## [RECORDS SUPPLIED]
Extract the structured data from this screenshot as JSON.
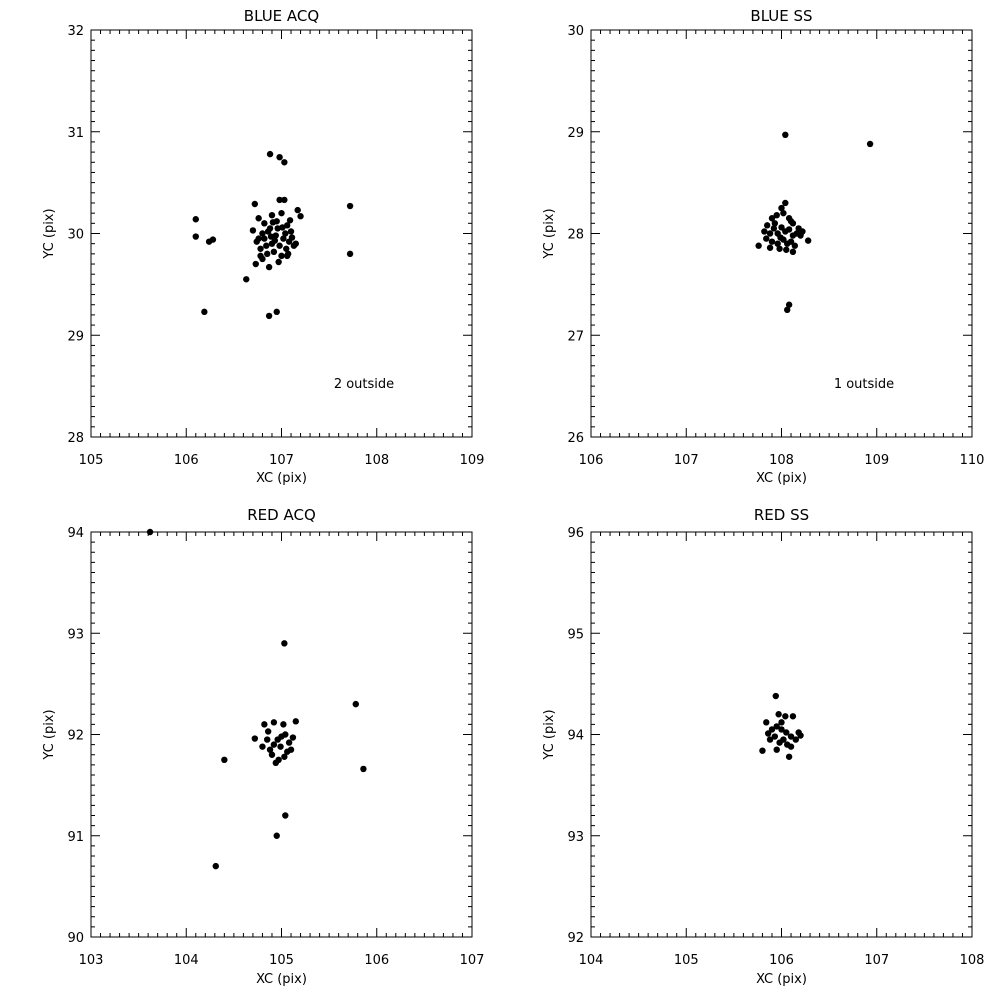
{
  "chart_data": [
    {
      "type": "scatter",
      "title": "BLUE ACQ",
      "xlabel": "XC (pix)",
      "ylabel": "YC (pix)",
      "xlim": [
        105,
        109
      ],
      "ylim": [
        28,
        32
      ],
      "xticks": [
        "105",
        "106",
        "107",
        "108",
        "109"
      ],
      "yticks": [
        "28",
        "29",
        "30",
        "31",
        "32"
      ],
      "annotation": "2 outside",
      "points": [
        [
          106.1,
          30.14
        ],
        [
          106.1,
          29.97
        ],
        [
          106.24,
          29.92
        ],
        [
          106.28,
          29.94
        ],
        [
          106.19,
          29.23
        ],
        [
          106.88,
          30.78
        ],
        [
          106.98,
          30.75
        ],
        [
          107.03,
          30.7
        ],
        [
          107.72,
          30.27
        ],
        [
          107.72,
          29.8
        ],
        [
          106.63,
          29.55
        ],
        [
          106.87,
          29.19
        ],
        [
          106.95,
          29.23
        ],
        [
          106.72,
          30.29
        ],
        [
          106.98,
          30.33
        ],
        [
          107.03,
          30.33
        ],
        [
          107.17,
          30.23
        ],
        [
          107.2,
          30.17
        ],
        [
          107.15,
          29.9
        ],
        [
          106.73,
          29.7
        ],
        [
          106.8,
          29.75
        ],
        [
          106.87,
          29.67
        ],
        [
          107.06,
          29.78
        ],
        [
          106.76,
          30.15
        ],
        [
          106.7,
          30.03
        ],
        [
          106.82,
          30.1
        ],
        [
          106.9,
          30.18
        ],
        [
          106.95,
          30.12
        ],
        [
          107.0,
          30.2
        ],
        [
          107.06,
          30.08
        ],
        [
          107.1,
          30.02
        ],
        [
          106.74,
          29.92
        ],
        [
          106.78,
          29.85
        ],
        [
          106.82,
          29.95
        ],
        [
          106.86,
          30.02
        ],
        [
          106.9,
          29.9
        ],
        [
          106.94,
          29.98
        ],
        [
          106.98,
          29.88
        ],
        [
          107.02,
          29.95
        ],
        [
          107.05,
          29.85
        ],
        [
          107.08,
          29.92
        ],
        [
          106.85,
          29.8
        ],
        [
          106.92,
          29.82
        ],
        [
          107.0,
          29.78
        ],
        [
          106.88,
          30.05
        ],
        [
          106.96,
          30.05
        ],
        [
          107.04,
          30.0
        ],
        [
          106.8,
          30.0
        ],
        [
          106.93,
          29.93
        ],
        [
          107.11,
          29.96
        ],
        [
          106.84,
          29.88
        ],
        [
          107.13,
          29.88
        ],
        [
          106.78,
          29.78
        ],
        [
          107.09,
          30.13
        ],
        [
          106.97,
          29.72
        ],
        [
          106.89,
          29.97
        ],
        [
          107.01,
          30.06
        ],
        [
          106.76,
          29.95
        ],
        [
          107.07,
          29.8
        ],
        [
          106.91,
          30.11
        ]
      ]
    },
    {
      "type": "scatter",
      "title": "BLUE SS",
      "xlabel": "XC (pix)",
      "ylabel": "YC (pix)",
      "xlim": [
        106,
        110
      ],
      "ylim": [
        26,
        30
      ],
      "xticks": [
        "106",
        "107",
        "108",
        "109",
        "110"
      ],
      "yticks": [
        "26",
        "27",
        "28",
        "29",
        "30"
      ],
      "annotation": "1 outside",
      "points": [
        [
          108.04,
          28.97
        ],
        [
          108.93,
          28.88
        ],
        [
          108.08,
          27.3
        ],
        [
          108.06,
          27.25
        ],
        [
          107.76,
          27.88
        ],
        [
          108.28,
          27.93
        ],
        [
          108.04,
          28.3
        ],
        [
          108.0,
          28.25
        ],
        [
          107.9,
          28.15
        ],
        [
          107.95,
          28.18
        ],
        [
          108.02,
          28.2
        ],
        [
          108.08,
          28.15
        ],
        [
          108.12,
          28.1
        ],
        [
          108.18,
          28.05
        ],
        [
          108.2,
          27.98
        ],
        [
          107.85,
          28.08
        ],
        [
          107.88,
          28.0
        ],
        [
          107.92,
          28.05
        ],
        [
          107.96,
          28.0
        ],
        [
          108.0,
          28.06
        ],
        [
          108.04,
          28.02
        ],
        [
          108.08,
          28.04
        ],
        [
          108.12,
          27.98
        ],
        [
          108.16,
          28.0
        ],
        [
          107.84,
          27.95
        ],
        [
          107.9,
          27.92
        ],
        [
          107.96,
          27.9
        ],
        [
          108.02,
          27.94
        ],
        [
          108.06,
          27.9
        ],
        [
          108.1,
          27.92
        ],
        [
          108.14,
          27.88
        ],
        [
          107.88,
          27.86
        ],
        [
          107.98,
          27.85
        ],
        [
          108.05,
          27.84
        ],
        [
          108.12,
          27.82
        ],
        [
          107.93,
          28.1
        ],
        [
          108.1,
          28.12
        ],
        [
          107.82,
          28.02
        ],
        [
          108.22,
          28.02
        ],
        [
          107.99,
          27.96
        ]
      ]
    },
    {
      "type": "scatter",
      "title": "RED ACQ",
      "xlabel": "XC (pix)",
      "ylabel": "YC (pix)",
      "xlim": [
        103,
        107
      ],
      "ylim": [
        90,
        94
      ],
      "xticks": [
        "103",
        "104",
        "105",
        "106",
        "107"
      ],
      "yticks": [
        "90",
        "91",
        "92",
        "93",
        "94"
      ],
      "points": [
        [
          103.62,
          94.0
        ],
        [
          105.03,
          92.9
        ],
        [
          105.78,
          92.3
        ],
        [
          105.86,
          91.66
        ],
        [
          104.4,
          91.75
        ],
        [
          105.04,
          91.2
        ],
        [
          104.95,
          91.0
        ],
        [
          104.31,
          90.7
        ],
        [
          104.72,
          91.96
        ],
        [
          104.82,
          92.1
        ],
        [
          104.92,
          92.12
        ],
        [
          105.02,
          92.1
        ],
        [
          105.15,
          92.13
        ],
        [
          104.8,
          91.88
        ],
        [
          104.85,
          91.95
        ],
        [
          104.88,
          91.85
        ],
        [
          104.92,
          91.9
        ],
        [
          104.96,
          91.95
        ],
        [
          105.0,
          91.98
        ],
        [
          105.04,
          92.0
        ],
        [
          105.08,
          91.92
        ],
        [
          105.1,
          91.85
        ],
        [
          104.9,
          91.8
        ],
        [
          104.97,
          91.75
        ],
        [
          105.03,
          91.78
        ],
        [
          105.06,
          91.83
        ],
        [
          104.86,
          92.03
        ],
        [
          104.99,
          91.88
        ],
        [
          104.94,
          91.72
        ],
        [
          105.12,
          91.97
        ]
      ]
    },
    {
      "type": "scatter",
      "title": "RED SS",
      "xlabel": "XC (pix)",
      "ylabel": "YC (pix)",
      "xlim": [
        104,
        108
      ],
      "ylim": [
        92,
        96
      ],
      "xticks": [
        "104",
        "105",
        "106",
        "107",
        "108"
      ],
      "yticks": [
        "92",
        "93",
        "94",
        "95",
        "96"
      ],
      "points": [
        [
          105.94,
          94.38
        ],
        [
          105.97,
          94.2
        ],
        [
          106.04,
          94.18
        ],
        [
          106.12,
          94.18
        ],
        [
          105.84,
          94.12
        ],
        [
          105.9,
          94.05
        ],
        [
          105.95,
          94.08
        ],
        [
          106.0,
          94.05
        ],
        [
          106.05,
          94.02
        ],
        [
          106.1,
          93.98
        ],
        [
          106.18,
          94.02
        ],
        [
          106.15,
          93.95
        ],
        [
          105.88,
          93.95
        ],
        [
          105.93,
          93.98
        ],
        [
          105.98,
          93.92
        ],
        [
          106.02,
          93.95
        ],
        [
          106.06,
          93.9
        ],
        [
          106.1,
          93.88
        ],
        [
          105.8,
          93.84
        ],
        [
          105.95,
          93.85
        ],
        [
          106.08,
          93.78
        ],
        [
          106.2,
          93.99
        ],
        [
          106.0,
          94.12
        ],
        [
          105.86,
          94.01
        ]
      ]
    }
  ]
}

## [EXERCISE AIM]
From the listing above, copy all lines holding the word "title".

## [THE SOLUTION]
      "title": "BLUE ACQ",
      "title": "BLUE SS",
      "title": "RED ACQ",
      "title": "RED SS",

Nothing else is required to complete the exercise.